▶ **WRITTEN TASK**:
Repeat the listing that follows, character for character, minus the pictures.

begin

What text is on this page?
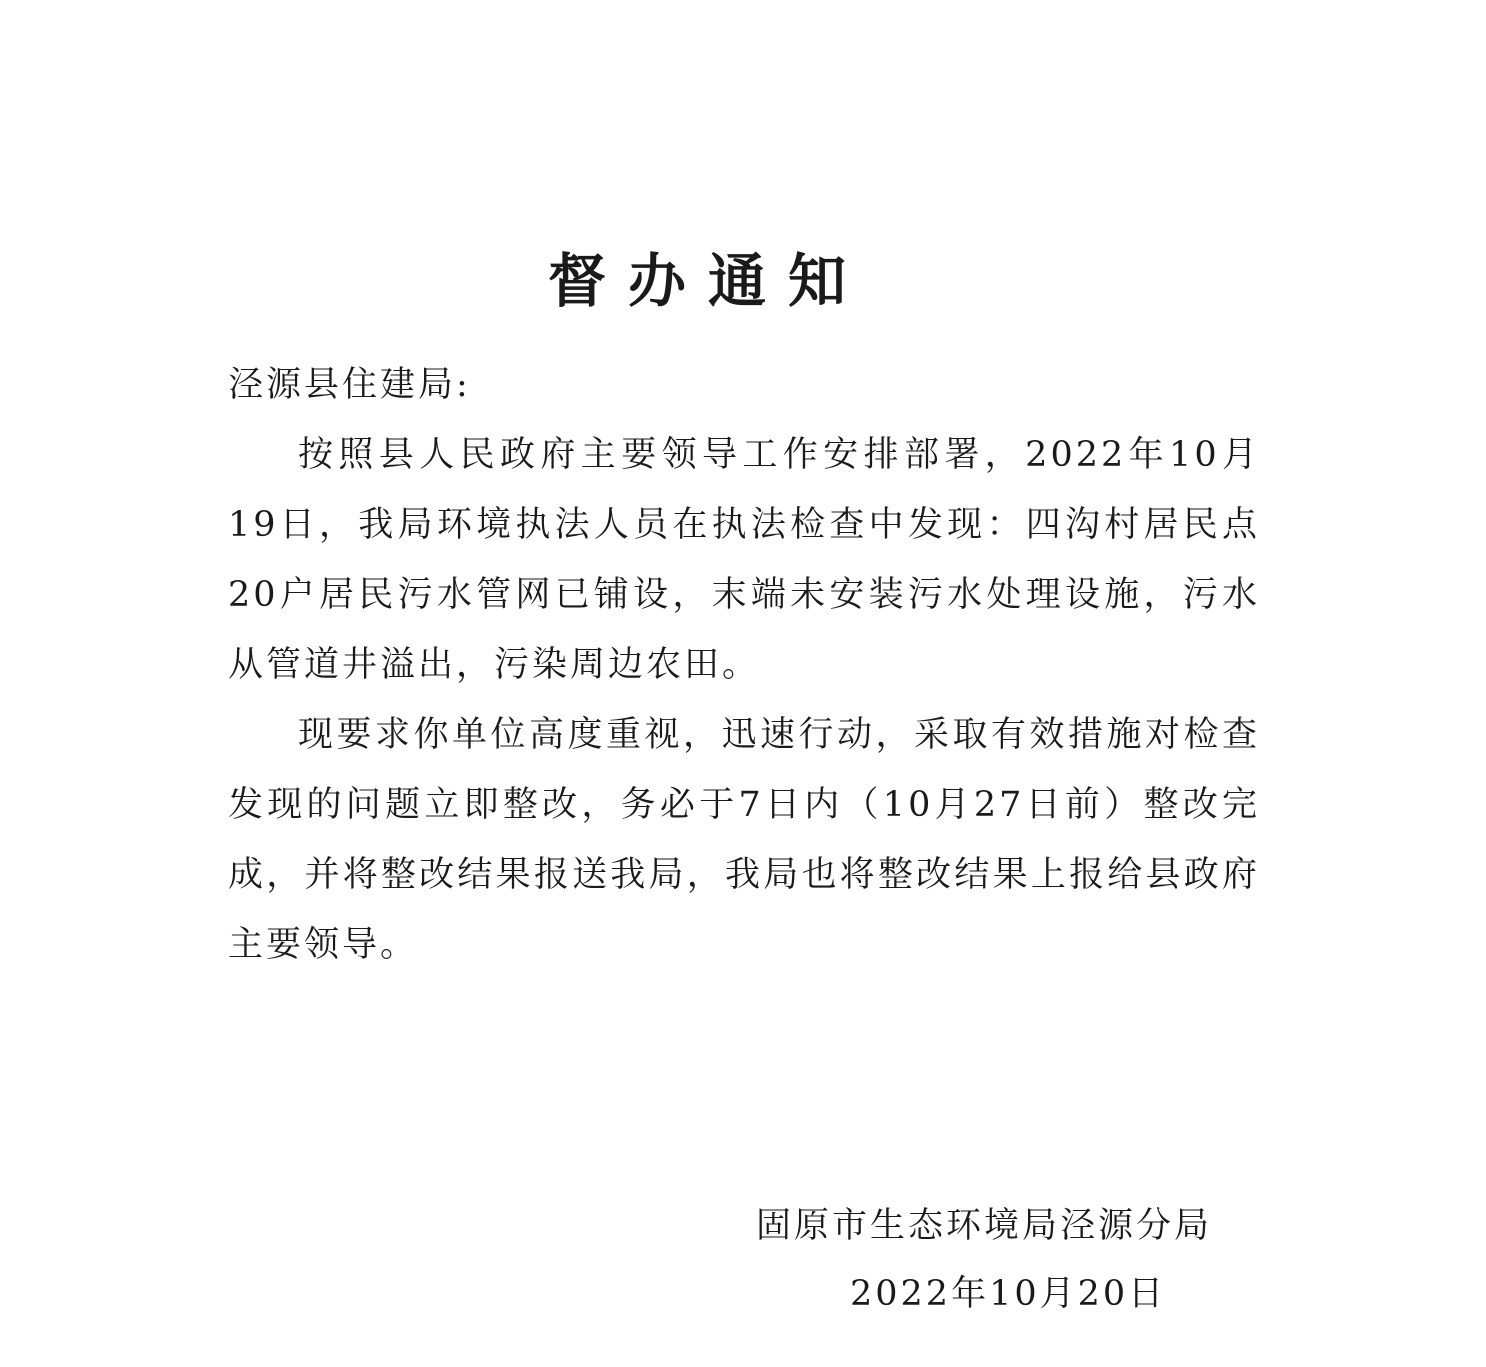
督办通知

泾源县住建局:

按照县人民政府主要领导工作安排部署，2022年10月19日，我局环境执法人员在执法检查中发现：四沟村居民点20户居民污水管网已铺设，末端未安装污水处理设施，污水从管道井溢出，污染周边农田。

现要求你单位高度重视，迅速行动，采取有效措施对检查发现的问题立即整改，务必于7日内（10月27日前）整改完成，并将整改结果报送我局，我局也将整改结果上报给县政府主要领导。

固原市生态环境局泾源分局
2022年10月20日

end

▶ **FINISHED TASK**:
What text is on this page?
督办通知

泾源县住建局:

按照县人民政府主要领导工作安排部署，2022年10月19日，我局环境执法人员在执法检查中发现：四沟村居民点20户居民污水管网已铺设，末端未安装污水处理设施，污水从管道井溢出，污染周边农田。

现要求你单位高度重视，迅速行动，采取有效措施对检查发现的问题立即整改，务必于7日内（10月27日前）整改完成，并将整改结果报送我局，我局也将整改结果上报给县政府主要领导。

固原市生态环境局泾源分局
2022年10月20日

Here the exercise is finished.